Wherever the string "this" appears in the listing, copy that line.

## Begin

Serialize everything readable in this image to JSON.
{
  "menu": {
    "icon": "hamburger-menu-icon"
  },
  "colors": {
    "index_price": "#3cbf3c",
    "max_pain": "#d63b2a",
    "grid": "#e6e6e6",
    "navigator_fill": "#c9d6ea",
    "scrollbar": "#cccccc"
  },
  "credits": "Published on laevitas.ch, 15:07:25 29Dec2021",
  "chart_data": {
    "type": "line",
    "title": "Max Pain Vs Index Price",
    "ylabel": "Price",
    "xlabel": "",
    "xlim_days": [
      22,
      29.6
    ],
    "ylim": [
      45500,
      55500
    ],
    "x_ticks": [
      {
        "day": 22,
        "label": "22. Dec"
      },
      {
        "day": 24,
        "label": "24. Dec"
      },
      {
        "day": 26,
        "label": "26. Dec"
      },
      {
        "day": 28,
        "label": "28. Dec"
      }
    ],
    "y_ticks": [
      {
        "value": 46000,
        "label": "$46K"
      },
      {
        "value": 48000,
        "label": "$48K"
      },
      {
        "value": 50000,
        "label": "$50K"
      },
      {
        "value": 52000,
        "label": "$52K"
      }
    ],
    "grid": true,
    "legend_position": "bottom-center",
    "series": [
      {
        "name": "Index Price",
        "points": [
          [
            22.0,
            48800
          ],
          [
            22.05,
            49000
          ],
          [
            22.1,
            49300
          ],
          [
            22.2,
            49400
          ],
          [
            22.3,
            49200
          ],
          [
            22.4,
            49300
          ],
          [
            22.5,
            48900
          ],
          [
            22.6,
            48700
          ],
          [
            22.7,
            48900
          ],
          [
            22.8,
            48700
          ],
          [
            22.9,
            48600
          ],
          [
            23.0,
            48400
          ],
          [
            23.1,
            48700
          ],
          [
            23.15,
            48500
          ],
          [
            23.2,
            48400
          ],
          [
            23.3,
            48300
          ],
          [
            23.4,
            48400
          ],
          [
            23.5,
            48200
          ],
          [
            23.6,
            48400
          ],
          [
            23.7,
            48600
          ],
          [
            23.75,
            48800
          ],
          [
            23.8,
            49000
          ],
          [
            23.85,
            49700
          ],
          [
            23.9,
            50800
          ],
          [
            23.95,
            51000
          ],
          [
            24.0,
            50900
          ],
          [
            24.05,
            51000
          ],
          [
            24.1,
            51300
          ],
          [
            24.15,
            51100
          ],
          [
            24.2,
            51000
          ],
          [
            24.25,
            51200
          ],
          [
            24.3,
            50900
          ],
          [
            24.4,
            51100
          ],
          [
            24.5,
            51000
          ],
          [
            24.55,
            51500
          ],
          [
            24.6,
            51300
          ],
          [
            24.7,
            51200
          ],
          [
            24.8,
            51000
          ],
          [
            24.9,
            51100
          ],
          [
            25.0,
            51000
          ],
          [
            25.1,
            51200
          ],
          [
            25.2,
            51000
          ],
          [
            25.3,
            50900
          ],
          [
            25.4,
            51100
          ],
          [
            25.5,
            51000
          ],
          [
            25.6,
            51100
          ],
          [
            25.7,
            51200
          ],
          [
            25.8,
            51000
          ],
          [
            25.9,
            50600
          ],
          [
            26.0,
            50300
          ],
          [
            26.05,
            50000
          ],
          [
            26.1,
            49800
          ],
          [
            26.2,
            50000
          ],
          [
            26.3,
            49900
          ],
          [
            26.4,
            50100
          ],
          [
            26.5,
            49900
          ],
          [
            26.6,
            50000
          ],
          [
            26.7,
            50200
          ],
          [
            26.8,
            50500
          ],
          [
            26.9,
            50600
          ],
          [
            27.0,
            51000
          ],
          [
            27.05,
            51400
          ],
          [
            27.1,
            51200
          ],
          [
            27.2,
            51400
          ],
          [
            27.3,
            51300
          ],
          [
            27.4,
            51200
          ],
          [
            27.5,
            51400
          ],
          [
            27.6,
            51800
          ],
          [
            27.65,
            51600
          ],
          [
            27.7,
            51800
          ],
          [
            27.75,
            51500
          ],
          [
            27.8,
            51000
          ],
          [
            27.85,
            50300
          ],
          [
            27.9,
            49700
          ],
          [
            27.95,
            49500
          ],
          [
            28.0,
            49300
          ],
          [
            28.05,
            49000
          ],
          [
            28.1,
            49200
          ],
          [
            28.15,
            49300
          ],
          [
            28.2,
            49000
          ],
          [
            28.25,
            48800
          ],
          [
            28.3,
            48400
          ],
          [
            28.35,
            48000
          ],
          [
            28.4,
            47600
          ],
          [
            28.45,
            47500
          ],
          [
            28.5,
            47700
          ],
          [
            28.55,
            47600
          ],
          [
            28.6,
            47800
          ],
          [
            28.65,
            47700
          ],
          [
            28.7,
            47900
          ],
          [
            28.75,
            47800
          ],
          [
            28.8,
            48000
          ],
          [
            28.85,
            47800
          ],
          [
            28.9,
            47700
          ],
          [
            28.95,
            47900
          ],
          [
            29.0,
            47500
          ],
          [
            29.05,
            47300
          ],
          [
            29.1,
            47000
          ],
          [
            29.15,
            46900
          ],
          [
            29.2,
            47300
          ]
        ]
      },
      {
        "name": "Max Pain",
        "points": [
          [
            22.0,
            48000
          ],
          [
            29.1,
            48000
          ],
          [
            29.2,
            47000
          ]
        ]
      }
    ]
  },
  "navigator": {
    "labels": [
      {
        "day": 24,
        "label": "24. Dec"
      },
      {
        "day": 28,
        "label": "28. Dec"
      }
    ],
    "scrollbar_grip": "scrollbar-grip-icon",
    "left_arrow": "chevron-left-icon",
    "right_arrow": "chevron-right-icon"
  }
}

## End
## Begin

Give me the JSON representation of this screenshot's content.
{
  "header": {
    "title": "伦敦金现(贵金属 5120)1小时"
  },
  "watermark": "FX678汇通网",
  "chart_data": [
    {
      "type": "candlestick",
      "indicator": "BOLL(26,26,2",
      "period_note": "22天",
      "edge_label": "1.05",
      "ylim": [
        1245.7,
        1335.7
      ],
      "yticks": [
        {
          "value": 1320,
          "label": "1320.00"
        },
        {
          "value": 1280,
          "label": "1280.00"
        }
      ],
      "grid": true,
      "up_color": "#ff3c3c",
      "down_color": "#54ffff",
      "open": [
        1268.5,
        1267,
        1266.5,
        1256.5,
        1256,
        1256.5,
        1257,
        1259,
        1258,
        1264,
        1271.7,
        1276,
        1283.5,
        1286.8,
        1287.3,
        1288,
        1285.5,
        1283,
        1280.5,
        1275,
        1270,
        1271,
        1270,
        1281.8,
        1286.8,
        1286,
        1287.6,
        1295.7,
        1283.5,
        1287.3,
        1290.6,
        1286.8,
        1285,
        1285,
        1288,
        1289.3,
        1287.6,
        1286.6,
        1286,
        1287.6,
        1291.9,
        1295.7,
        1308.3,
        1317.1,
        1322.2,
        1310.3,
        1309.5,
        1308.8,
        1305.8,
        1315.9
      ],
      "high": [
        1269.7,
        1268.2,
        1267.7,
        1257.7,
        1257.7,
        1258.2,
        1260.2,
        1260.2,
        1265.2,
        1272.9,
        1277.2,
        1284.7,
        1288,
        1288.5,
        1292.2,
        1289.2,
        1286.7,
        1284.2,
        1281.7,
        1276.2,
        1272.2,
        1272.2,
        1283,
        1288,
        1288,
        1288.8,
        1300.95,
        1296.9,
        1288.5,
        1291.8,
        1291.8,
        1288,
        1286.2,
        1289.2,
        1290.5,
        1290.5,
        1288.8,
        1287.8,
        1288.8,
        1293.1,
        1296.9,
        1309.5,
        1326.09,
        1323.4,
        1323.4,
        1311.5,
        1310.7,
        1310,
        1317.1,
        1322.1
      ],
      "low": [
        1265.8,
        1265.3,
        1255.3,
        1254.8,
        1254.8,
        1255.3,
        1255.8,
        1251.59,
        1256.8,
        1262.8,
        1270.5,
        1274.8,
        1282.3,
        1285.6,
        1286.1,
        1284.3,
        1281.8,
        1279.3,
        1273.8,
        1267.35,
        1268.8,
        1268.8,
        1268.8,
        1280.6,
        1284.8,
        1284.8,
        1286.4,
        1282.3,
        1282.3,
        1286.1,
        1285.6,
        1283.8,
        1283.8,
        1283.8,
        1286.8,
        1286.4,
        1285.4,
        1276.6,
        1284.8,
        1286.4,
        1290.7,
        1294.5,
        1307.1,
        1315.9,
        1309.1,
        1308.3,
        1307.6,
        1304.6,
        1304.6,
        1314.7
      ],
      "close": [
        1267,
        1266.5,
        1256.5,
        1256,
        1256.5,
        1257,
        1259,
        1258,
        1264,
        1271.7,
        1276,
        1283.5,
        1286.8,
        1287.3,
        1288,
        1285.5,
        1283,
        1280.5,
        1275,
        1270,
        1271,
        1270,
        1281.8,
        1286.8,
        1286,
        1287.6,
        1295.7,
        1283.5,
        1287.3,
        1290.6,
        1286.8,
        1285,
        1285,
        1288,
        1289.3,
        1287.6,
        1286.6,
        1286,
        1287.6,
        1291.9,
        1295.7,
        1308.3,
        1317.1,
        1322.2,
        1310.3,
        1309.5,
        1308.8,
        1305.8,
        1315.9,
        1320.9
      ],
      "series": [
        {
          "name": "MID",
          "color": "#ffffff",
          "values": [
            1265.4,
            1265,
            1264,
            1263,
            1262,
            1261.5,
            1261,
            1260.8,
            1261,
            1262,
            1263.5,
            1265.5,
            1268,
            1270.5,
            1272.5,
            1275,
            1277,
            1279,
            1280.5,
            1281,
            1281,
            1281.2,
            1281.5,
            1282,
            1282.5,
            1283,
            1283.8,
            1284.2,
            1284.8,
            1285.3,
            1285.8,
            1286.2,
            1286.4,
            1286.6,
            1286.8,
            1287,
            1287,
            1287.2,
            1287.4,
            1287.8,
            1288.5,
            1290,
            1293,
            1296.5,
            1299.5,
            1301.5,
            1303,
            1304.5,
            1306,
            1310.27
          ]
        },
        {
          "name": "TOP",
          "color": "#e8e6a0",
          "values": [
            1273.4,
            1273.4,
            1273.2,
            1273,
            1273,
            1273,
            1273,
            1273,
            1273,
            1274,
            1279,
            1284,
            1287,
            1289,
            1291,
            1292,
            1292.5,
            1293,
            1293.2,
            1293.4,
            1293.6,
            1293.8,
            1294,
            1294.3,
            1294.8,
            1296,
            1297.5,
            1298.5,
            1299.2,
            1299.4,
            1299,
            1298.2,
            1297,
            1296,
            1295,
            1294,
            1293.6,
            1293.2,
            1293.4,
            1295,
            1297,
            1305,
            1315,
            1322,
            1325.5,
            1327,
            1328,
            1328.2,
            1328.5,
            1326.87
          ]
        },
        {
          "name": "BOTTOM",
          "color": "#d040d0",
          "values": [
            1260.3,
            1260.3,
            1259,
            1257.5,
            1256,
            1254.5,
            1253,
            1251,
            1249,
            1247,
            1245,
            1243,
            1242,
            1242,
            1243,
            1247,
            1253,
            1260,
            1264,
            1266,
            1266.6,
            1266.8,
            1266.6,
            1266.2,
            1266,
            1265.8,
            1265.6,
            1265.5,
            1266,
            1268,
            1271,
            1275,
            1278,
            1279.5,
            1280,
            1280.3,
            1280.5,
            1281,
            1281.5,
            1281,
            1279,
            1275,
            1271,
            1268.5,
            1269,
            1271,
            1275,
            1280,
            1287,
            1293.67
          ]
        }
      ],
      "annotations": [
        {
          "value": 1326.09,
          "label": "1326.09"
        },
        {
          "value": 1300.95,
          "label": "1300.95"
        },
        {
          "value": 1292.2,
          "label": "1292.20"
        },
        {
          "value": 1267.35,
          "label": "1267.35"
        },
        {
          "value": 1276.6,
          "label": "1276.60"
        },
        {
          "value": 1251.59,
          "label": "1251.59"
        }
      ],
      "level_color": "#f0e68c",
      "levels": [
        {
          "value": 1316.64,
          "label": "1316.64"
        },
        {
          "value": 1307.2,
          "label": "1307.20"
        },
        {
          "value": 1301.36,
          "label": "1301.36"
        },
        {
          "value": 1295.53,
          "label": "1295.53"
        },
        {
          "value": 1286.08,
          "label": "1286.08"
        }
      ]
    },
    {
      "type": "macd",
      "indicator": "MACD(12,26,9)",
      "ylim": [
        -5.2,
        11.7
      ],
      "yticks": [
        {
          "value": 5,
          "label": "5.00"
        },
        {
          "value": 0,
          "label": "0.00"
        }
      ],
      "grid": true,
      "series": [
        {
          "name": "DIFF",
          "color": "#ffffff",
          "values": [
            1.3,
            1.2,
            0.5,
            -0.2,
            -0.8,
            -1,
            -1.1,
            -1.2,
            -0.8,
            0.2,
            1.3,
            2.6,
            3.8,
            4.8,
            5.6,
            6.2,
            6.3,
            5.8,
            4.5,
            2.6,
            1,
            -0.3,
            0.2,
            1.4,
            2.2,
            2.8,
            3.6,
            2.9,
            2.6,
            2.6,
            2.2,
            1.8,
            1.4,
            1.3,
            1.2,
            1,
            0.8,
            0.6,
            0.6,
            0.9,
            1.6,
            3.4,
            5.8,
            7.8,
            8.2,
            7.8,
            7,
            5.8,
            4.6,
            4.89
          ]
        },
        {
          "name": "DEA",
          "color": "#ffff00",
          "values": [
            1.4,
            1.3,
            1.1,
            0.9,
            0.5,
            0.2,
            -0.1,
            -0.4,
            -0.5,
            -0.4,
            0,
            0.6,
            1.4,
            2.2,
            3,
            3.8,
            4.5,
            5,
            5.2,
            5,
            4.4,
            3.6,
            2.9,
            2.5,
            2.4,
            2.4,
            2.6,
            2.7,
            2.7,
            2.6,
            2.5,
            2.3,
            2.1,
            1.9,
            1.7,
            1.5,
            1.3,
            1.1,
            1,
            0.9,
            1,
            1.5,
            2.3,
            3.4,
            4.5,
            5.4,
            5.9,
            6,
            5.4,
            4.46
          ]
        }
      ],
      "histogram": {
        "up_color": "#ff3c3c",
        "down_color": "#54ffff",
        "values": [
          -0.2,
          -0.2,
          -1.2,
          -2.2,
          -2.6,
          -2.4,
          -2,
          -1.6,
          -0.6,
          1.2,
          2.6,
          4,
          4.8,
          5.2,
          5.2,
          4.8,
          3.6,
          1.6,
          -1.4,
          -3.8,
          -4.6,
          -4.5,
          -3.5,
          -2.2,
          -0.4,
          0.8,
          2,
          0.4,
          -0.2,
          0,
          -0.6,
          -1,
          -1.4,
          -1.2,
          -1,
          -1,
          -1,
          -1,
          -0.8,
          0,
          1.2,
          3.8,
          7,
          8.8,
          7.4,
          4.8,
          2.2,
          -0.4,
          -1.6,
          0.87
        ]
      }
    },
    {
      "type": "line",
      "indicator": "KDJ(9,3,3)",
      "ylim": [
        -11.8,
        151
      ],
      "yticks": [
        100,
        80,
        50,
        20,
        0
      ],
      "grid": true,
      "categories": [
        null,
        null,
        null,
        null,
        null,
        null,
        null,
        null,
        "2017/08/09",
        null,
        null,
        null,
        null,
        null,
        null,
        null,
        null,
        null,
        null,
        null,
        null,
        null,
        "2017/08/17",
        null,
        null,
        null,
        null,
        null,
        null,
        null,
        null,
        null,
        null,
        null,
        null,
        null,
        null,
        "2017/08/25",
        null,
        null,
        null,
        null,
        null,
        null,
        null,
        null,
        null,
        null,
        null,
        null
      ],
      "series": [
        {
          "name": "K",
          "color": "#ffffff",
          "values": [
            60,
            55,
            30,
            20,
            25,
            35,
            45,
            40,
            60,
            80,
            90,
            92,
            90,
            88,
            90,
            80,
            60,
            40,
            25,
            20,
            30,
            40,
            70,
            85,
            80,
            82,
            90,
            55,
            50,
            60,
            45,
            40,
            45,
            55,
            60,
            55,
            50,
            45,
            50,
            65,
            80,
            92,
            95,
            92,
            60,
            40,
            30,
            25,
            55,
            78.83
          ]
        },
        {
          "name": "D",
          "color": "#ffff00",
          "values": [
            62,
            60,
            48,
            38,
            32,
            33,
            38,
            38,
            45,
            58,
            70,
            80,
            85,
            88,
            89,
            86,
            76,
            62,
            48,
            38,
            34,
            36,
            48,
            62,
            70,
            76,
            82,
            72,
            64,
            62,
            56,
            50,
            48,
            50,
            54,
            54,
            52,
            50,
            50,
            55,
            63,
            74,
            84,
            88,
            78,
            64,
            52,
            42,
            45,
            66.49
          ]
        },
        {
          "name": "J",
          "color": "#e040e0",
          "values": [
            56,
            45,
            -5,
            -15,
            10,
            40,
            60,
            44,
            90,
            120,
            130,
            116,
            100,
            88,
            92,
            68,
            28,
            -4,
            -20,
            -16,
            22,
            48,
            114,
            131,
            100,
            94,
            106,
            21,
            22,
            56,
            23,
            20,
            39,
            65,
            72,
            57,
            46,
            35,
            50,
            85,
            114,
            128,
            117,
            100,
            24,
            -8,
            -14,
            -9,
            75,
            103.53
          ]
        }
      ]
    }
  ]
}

## End

• [IN RESPONSE]:
Serialize everything readable in this image to JSON.
Give me the JSON representation of this screenshot's content.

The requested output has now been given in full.